** BEGIN **

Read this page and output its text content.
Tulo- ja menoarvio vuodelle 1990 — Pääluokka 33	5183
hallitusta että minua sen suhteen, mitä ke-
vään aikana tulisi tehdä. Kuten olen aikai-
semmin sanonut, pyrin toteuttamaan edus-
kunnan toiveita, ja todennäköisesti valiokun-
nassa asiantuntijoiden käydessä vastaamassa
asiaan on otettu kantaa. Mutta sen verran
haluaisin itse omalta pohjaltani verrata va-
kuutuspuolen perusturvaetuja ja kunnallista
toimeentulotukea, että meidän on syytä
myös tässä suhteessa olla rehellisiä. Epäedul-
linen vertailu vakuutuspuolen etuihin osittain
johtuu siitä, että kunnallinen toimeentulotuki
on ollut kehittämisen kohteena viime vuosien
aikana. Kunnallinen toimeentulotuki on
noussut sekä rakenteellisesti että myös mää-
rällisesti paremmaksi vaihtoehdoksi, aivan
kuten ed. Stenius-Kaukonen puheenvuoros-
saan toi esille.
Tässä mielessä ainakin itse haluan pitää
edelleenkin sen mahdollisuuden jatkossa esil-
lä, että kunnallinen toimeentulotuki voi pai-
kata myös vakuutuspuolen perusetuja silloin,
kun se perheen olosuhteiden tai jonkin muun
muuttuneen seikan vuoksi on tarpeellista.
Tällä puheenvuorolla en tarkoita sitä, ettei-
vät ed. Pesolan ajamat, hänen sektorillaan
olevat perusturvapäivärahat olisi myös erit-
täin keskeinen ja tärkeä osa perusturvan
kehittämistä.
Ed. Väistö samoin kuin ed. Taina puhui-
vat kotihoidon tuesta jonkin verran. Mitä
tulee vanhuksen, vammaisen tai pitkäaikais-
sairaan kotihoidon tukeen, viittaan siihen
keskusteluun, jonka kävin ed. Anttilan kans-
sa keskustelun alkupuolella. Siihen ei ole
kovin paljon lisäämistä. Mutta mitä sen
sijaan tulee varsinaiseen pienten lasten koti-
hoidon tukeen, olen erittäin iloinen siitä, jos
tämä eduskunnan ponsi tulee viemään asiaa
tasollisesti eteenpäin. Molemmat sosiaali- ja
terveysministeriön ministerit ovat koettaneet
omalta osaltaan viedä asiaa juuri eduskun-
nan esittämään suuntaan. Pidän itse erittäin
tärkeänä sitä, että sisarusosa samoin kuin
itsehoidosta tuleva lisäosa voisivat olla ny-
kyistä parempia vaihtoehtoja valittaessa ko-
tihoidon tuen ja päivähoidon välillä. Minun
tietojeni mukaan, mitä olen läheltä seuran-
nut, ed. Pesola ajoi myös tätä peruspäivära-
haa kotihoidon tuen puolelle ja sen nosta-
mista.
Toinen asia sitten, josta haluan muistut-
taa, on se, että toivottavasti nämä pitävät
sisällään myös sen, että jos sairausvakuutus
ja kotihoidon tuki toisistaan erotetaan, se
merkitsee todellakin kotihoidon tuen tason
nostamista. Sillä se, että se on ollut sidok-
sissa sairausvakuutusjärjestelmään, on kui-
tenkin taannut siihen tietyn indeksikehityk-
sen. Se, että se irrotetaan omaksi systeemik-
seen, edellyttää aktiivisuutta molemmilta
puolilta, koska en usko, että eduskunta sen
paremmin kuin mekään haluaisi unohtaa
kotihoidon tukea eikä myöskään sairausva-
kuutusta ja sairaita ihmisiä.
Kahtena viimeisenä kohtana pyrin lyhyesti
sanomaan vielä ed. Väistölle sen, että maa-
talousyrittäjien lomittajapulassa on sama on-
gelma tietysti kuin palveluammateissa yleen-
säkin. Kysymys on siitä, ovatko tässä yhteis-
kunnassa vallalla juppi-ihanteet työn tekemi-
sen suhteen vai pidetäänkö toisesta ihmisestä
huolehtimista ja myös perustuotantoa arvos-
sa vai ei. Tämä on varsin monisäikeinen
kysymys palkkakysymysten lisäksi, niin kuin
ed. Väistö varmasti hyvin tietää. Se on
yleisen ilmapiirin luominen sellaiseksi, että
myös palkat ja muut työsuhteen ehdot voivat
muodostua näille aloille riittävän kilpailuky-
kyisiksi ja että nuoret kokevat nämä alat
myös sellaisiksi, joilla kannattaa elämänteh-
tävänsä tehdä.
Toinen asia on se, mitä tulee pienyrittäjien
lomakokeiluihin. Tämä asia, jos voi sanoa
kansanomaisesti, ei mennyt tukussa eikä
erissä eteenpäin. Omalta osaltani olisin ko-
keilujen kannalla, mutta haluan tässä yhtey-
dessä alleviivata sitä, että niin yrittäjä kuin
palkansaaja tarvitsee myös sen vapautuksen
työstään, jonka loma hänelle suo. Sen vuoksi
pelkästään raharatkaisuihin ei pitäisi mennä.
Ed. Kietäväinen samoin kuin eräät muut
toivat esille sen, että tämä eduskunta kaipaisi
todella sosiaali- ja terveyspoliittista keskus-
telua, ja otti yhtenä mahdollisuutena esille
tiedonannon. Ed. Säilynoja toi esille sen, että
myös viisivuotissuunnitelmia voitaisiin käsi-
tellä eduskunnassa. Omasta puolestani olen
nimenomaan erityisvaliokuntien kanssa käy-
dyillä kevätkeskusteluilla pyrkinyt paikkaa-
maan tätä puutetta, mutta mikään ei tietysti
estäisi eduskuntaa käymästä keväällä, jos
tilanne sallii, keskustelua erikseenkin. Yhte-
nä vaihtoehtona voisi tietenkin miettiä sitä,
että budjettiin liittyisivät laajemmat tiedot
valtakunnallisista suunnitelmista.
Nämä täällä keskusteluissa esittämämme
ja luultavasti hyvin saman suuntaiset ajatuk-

** END **

▶ Task to complete: Output the records above in their entirety, exactly.

▶ Solution:
Read this page and output its text content.
Tulo- ja menoarvio vuodelle 1990 — Pääluokka 33	5183
hallitusta että minua sen suhteen, mitä ke-
vään aikana tulisi tehdä. Kuten olen aikai-
semmin sanonut, pyrin toteuttamaan edus-
kunnan toiveita, ja todennäköisesti valiokun-
nassa asiantuntijoiden käydessä vastaamassa
asiaan on otettu kantaa. Mutta sen verran
haluaisin itse omalta pohjaltani verrata va-
kuutuspuolen perusturvaetuja ja kunnallista
toimeentulotukea, että meidän on syytä
myös tässä suhteessa olla rehellisiä. Epäedul-
linen vertailu vakuutuspuolen etuihin osittain
johtuu siitä, että kunnallinen toimeentulotuki
on ollut kehittämisen kohteena viime vuosien
aikana. Kunnallinen toimeentulotuki on
noussut sekä rakenteellisesti että myös mää-
rällisesti paremmaksi vaihtoehdoksi, aivan
kuten ed. Stenius-Kaukonen puheenvuoros-
saan toi esille.
Tässä mielessä ainakin itse haluan pitää
edelleenkin sen mahdollisuuden jatkossa esil-
lä, että kunnallinen toimeentulotuki voi pai-
kata myös vakuutuspuolen perusetuja silloin,
kun se perheen olosuhteiden tai jonkin muun
muuttuneen seikan vuoksi on tarpeellista.
Tällä puheenvuorolla en tarkoita sitä, ettei-
vät ed. Pesolan ajamat, hänen sektorillaan
olevat perusturvapäivärahat olisi myös erit-
täin keskeinen ja tärkeä osa perusturvan
kehittämistä.
Ed. Väistö samoin kuin ed. Taina puhui-
vat kotihoidon tuesta jonkin verran. Mitä
tulee vanhuksen, vammaisen tai pitkäaikais-
sairaan kotihoidon tukeen, viittaan siihen
keskusteluun, jonka kävin ed. Anttilan kans-
sa keskustelun alkupuolella. Siihen ei ole
kovin paljon lisäämistä. Mutta mitä sen
sijaan tulee varsinaiseen pienten lasten koti-
hoidon tukeen, olen erittäin iloinen siitä, jos
tämä eduskunnan ponsi tulee viemään asiaa
tasollisesti eteenpäin. Molemmat sosiaali- ja
terveysministeriön ministerit ovat koettaneet
omalta osaltaan viedä asiaa juuri eduskun-
nan esittämään suuntaan. Pidän itse erittäin
tärkeänä sitä, että sisarusosa samoin kuin
itsehoidosta tuleva lisäosa voisivat olla ny-
kyistä parempia vaihtoehtoja valittaessa ko-
tihoidon tuen ja päivähoidon välillä. Minun
tietojeni mukaan, mitä olen läheltä seuran-
nut, ed. Pesola ajoi myös tätä peruspäivära-
haa kotihoidon tuen puolelle ja sen nosta-
mista.
Toinen asia sitten, josta haluan muistut-
taa, on se, että toivottavasti nämä pitävät
sisällään myös sen, että jos sairausvakuutus
ja kotihoidon tuki toisistaan erotetaan, se
merkitsee todellakin kotihoidon tuen tason
nostamista. Sillä se, että se on ollut sidok-
sissa sairausvakuutusjärjestelmään, on kui-
tenkin taannut siihen tietyn indeksikehityk-
sen. Se, että se irrotetaan omaksi systeemik-
seen, edellyttää aktiivisuutta molemmilta
puolilta, koska en usko, että eduskunta sen
paremmin kuin mekään haluaisi unohtaa
kotihoidon tukea eikä myöskään sairausva-
kuutusta ja sairaita ihmisiä.
Kahtena viimeisenä kohtana pyrin lyhyesti
sanomaan vielä ed. Väistölle sen, että maa-
talousyrittäjien lomittajapulassa on sama on-
gelma tietysti kuin palveluammateissa yleen-
säkin. Kysymys on siitä, ovatko tässä yhteis-
kunnassa vallalla juppi-ihanteet työn tekemi-
sen suhteen vai pidetäänkö toisesta ihmisestä
huolehtimista ja myös perustuotantoa arvos-
sa vai ei. Tämä on varsin monisäikeinen
kysymys palkkakysymysten lisäksi, niin kuin
ed. Väistö varmasti hyvin tietää. Se on
yleisen ilmapiirin luominen sellaiseksi, että
myös palkat ja muut työsuhteen ehdot voivat
muodostua näille aloille riittävän kilpailuky-
kyisiksi ja että nuoret kokevat nämä alat
myös sellaisiksi, joilla kannattaa elämänteh-
tävänsä tehdä.
Toinen asia on se, mitä tulee pienyrittäjien
lomakokeiluihin. Tämä asia, jos voi sanoa
kansanomaisesti, ei mennyt tukussa eikä
erissä eteenpäin. Omalta osaltani olisin ko-
keilujen kannalla, mutta haluan tässä yhtey-
dessä alleviivata sitä, että niin yrittäjä kuin
palkansaaja tarvitsee myös sen vapautuksen
työstään, jonka loma hänelle suo. Sen vuoksi
pelkästään raharatkaisuihin ei pitäisi mennä.
Ed. Kietäväinen samoin kuin eräät muut
toivat esille sen, että tämä eduskunta kaipaisi
todella sosiaali- ja terveyspoliittista keskus-
telua, ja otti yhtenä mahdollisuutena esille
tiedonannon. Ed. Säilynoja toi esille sen, että
myös viisivuotissuunnitelmia voitaisiin käsi-
tellä eduskunnassa. Omasta puolestani olen
nimenomaan erityisvaliokuntien kanssa käy-
dyillä kevätkeskusteluilla pyrkinyt paikkaa-
maan tätä puutetta, mutta mikään ei tietysti
estäisi eduskuntaa käymästä keväällä, jos
tilanne sallii, keskustelua erikseenkin. Yhte-
nä vaihtoehtona voisi tietenkin miettiä sitä,
että budjettiin liittyisivät laajemmat tiedot
valtakunnallisista suunnitelmista.
Nämä täällä keskusteluissa esittämämme
ja luultavasti hyvin saman suuntaiset ajatuk-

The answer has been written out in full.